## Begin INFORMATION PROVIDED

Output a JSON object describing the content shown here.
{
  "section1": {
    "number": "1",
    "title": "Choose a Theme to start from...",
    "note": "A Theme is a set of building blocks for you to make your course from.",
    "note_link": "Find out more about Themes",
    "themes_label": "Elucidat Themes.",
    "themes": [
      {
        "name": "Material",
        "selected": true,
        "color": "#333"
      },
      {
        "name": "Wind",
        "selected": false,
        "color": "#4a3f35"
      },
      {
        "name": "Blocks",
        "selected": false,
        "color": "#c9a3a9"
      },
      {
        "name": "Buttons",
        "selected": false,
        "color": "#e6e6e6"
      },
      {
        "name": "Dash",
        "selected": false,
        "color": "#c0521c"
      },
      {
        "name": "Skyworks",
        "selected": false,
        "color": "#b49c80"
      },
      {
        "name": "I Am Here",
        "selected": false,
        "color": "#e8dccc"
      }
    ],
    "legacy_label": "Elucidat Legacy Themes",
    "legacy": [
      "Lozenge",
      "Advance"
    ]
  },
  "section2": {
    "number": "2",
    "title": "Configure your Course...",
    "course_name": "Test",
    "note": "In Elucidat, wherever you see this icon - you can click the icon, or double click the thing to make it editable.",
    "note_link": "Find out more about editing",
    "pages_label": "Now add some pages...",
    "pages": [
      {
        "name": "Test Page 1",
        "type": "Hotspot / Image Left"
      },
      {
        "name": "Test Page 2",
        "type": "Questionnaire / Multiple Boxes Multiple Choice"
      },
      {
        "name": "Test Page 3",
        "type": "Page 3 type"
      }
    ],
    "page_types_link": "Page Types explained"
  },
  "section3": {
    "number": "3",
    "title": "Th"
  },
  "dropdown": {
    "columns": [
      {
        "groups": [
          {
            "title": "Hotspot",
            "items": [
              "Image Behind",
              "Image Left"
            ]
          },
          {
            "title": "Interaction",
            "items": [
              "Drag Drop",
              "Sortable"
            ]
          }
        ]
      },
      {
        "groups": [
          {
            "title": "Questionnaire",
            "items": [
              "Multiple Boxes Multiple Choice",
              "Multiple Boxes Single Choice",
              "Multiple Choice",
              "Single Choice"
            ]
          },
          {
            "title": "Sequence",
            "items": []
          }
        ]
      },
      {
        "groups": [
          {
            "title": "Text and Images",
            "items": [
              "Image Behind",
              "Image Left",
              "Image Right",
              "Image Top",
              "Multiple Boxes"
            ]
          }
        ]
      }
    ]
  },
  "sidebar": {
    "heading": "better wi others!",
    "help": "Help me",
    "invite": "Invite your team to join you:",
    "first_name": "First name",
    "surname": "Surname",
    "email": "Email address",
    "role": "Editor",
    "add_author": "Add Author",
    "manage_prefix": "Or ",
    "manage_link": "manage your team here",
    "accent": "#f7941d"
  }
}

## End INFORMATION PROVIDED

Your task is to repeat every entry exactly.

Output a JSON object describing the content shown here.
{
  "section1": {
    "number": "1",
    "title": "Choose a Theme to start from...",
    "note": "A Theme is a set of building blocks for you to make your course from.",
    "note_link": "Find out more about Themes",
    "themes_label": "Elucidat Themes.",
    "themes": [
      {
        "name": "Material",
        "selected": true,
        "color": "#333"
      },
      {
        "name": "Wind",
        "selected": false,
        "color": "#4a3f35"
      },
      {
        "name": "Blocks",
        "selected": false,
        "color": "#c9a3a9"
      },
      {
        "name": "Buttons",
        "selected": false,
        "color": "#e6e6e6"
      },
      {
        "name": "Dash",
        "selected": false,
        "color": "#c0521c"
      },
      {
        "name": "Skyworks",
        "selected": false,
        "color": "#b49c80"
      },
      {
        "name": "I Am Here",
        "selected": false,
        "color": "#e8dccc"
      }
    ],
    "legacy_label": "Elucidat Legacy Themes",
    "legacy": [
      "Lozenge",
      "Advance"
    ]
  },
  "section2": {
    "number": "2",
    "title": "Configure your Course...",
    "course_name": "Test",
    "note": "In Elucidat, wherever you see this icon - you can click the icon, or double click the thing to make it editable.",
    "note_link": "Find out more about editing",
    "pages_label": "Now add some pages...",
    "pages": [
      {
        "name": "Test Page 1",
        "type": "Hotspot / Image Left"
      },
      {
        "name": "Test Page 2",
        "type": "Questionnaire / Multiple Boxes Multiple Choice"
      },
      {
        "name": "Test Page 3",
        "type": "Page 3 type"
      }
    ],
    "page_types_link": "Page Types explained"
  },
  "section3": {
    "number": "3",
    "title": "Th"
  },
  "dropdown": {
    "columns": [
      {
        "groups": [
          {
            "title": "Hotspot",
            "items": [
              "Image Behind",
              "Image Left"
            ]
          },
          {
            "title": "Interaction",
            "items": [
              "Drag Drop",
              "Sortable"
            ]
          }
        ]
      },
      {
        "groups": [
          {
            "title": "Questionnaire",
            "items": [
              "Multiple Boxes Multiple Choice",
              "Multiple Boxes Single Choice",
              "Multiple Choice",
              "Single Choice"
            ]
          },
          {
            "title": "Sequence",
            "items": []
          }
        ]
      },
      {
        "groups": [
          {
            "title": "Text and Images",
            "items": [
              "Image Behind",
              "Image Left",
              "Image Right",
              "Image Top",
              "Multiple Boxes"
            ]
          }
        ]
      }
    ]
  },
  "sidebar": {
    "heading": "better wi others!",
    "help": "Help me",
    "invite": "Invite your team to join you:",
    "first_name": "First name",
    "surname": "Surname",
    "email": "Email address",
    "role": "Editor",
    "add_author": "Add Author",
    "manage_prefix": "Or ",
    "manage_link": "manage your team here",
    "accent": "#f7941d"
  }
}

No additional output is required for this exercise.